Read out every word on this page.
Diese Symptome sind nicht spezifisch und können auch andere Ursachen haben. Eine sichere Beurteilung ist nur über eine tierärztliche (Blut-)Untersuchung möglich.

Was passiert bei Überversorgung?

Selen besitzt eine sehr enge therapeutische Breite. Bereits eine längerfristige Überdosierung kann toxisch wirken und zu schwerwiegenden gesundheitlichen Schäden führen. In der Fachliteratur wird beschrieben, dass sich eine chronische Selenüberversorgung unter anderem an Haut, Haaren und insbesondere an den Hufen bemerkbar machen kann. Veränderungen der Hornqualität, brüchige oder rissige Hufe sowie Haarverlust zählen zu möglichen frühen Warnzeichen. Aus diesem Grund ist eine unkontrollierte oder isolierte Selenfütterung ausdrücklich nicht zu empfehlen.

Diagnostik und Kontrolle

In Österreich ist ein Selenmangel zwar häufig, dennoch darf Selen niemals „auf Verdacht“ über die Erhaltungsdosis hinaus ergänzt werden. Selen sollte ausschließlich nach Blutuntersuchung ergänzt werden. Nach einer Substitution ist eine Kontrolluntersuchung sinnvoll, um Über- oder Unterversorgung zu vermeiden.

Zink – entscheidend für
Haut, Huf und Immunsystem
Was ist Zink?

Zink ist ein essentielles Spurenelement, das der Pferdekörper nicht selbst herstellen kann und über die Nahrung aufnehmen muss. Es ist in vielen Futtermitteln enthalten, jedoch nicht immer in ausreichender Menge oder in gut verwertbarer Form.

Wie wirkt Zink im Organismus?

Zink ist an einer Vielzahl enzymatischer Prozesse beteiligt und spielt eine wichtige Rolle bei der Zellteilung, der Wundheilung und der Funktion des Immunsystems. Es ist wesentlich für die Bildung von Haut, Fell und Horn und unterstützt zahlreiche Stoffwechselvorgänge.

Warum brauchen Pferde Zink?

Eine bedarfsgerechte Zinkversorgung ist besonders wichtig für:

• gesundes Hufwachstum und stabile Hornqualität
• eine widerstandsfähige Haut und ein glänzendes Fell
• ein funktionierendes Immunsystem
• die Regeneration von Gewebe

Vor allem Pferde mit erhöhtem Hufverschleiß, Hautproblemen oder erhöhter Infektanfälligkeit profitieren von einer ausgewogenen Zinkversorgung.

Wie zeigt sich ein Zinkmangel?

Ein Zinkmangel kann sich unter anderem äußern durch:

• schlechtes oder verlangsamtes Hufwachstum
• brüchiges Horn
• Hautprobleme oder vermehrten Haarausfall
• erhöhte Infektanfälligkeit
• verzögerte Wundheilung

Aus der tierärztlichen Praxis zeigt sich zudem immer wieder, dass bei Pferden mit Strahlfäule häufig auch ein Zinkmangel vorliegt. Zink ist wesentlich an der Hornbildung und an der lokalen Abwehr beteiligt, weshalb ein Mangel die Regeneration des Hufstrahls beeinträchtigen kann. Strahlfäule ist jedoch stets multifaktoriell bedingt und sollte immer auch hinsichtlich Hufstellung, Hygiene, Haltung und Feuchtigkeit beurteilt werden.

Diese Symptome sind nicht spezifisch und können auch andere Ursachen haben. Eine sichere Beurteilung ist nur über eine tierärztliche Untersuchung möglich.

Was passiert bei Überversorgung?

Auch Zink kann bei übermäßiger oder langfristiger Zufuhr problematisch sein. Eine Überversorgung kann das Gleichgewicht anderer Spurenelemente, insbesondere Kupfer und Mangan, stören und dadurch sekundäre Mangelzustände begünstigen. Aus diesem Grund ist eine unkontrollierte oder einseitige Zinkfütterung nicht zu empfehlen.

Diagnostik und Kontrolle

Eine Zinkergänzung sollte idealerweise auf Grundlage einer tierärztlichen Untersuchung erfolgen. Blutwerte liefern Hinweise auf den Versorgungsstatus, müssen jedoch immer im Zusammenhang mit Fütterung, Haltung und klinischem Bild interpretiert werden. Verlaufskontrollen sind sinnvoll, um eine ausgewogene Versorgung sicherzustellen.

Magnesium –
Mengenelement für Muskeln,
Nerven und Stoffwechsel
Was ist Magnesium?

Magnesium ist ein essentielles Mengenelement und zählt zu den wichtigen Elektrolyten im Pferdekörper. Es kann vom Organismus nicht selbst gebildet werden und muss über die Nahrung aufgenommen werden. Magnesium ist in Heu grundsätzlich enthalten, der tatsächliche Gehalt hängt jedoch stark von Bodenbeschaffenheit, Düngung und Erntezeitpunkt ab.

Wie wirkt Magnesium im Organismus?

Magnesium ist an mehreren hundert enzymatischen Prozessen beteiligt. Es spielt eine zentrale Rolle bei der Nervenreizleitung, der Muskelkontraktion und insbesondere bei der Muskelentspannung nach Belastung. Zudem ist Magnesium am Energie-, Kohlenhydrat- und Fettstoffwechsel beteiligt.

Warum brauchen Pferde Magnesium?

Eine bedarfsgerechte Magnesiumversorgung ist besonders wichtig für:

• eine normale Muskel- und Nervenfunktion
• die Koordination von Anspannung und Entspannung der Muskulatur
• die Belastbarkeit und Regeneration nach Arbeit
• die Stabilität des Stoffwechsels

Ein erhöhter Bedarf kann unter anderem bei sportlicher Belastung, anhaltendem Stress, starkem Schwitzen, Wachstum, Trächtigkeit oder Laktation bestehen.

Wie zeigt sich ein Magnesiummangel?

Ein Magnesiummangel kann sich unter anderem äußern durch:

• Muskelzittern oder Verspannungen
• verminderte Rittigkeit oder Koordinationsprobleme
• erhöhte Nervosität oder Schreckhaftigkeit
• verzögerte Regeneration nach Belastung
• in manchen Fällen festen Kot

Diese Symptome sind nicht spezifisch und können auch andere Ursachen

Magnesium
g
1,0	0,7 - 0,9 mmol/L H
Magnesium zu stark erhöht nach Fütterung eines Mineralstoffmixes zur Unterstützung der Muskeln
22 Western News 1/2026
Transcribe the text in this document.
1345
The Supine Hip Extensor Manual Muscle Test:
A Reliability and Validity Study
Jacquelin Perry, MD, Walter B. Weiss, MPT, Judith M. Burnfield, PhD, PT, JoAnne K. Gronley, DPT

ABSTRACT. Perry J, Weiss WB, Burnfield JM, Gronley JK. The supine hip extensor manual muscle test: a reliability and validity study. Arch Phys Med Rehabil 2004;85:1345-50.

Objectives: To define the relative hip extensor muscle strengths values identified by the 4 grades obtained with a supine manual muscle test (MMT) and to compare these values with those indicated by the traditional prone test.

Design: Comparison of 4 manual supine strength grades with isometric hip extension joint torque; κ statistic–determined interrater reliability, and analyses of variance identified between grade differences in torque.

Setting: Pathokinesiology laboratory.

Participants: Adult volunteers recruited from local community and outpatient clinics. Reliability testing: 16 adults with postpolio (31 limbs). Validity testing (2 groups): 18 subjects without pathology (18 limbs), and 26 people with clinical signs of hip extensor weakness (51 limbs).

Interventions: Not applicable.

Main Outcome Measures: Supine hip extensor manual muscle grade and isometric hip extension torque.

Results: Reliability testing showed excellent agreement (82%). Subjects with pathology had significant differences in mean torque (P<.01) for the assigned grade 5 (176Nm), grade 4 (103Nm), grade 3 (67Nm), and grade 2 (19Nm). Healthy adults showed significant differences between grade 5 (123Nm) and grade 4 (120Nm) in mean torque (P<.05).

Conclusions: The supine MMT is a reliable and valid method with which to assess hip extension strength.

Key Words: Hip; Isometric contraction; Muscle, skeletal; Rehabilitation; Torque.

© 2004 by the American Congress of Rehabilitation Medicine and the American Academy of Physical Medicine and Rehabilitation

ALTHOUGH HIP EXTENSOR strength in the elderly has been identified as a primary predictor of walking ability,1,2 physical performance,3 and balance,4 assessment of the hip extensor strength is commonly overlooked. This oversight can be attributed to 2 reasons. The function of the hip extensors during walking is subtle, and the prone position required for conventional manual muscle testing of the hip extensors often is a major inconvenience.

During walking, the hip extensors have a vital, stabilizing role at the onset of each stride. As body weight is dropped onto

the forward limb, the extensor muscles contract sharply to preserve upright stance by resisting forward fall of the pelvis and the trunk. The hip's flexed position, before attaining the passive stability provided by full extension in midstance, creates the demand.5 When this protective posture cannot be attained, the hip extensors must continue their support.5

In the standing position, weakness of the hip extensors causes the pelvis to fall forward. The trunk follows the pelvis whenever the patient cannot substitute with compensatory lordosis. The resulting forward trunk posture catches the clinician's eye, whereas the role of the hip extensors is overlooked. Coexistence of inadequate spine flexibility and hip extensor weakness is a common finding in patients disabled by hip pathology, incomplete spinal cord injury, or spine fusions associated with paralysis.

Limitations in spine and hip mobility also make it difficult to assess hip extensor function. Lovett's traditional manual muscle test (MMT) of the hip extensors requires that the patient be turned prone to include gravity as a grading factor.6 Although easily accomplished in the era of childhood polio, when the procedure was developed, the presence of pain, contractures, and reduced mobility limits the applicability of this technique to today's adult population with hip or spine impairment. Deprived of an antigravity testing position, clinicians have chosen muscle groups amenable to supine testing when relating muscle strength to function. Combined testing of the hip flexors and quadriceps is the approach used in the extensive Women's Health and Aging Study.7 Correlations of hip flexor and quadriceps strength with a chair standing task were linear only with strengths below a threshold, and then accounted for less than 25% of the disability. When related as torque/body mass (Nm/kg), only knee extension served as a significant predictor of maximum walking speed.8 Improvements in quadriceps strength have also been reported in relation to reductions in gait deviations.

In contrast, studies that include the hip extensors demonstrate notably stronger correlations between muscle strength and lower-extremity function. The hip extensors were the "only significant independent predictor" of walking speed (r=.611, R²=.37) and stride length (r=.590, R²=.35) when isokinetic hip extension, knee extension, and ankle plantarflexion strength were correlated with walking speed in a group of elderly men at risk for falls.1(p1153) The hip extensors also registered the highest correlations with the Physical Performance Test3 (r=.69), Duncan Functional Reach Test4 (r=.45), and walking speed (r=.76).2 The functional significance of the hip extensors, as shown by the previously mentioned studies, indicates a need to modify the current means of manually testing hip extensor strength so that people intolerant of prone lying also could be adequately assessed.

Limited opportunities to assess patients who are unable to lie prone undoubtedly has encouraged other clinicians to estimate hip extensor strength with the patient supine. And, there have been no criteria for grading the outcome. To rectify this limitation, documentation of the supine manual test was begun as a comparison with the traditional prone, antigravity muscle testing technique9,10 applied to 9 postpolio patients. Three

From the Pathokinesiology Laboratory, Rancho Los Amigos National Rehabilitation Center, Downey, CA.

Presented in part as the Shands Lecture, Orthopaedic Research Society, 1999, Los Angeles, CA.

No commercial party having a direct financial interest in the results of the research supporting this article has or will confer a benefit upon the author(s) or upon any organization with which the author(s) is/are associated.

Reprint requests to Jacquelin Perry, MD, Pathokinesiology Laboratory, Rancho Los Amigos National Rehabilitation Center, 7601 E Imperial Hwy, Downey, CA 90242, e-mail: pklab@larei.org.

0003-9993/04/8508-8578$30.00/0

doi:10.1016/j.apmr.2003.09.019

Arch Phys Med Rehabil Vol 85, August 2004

____

Determine how many lines in the listing above contain the word "Center". Provide that figure only.

Result below = 2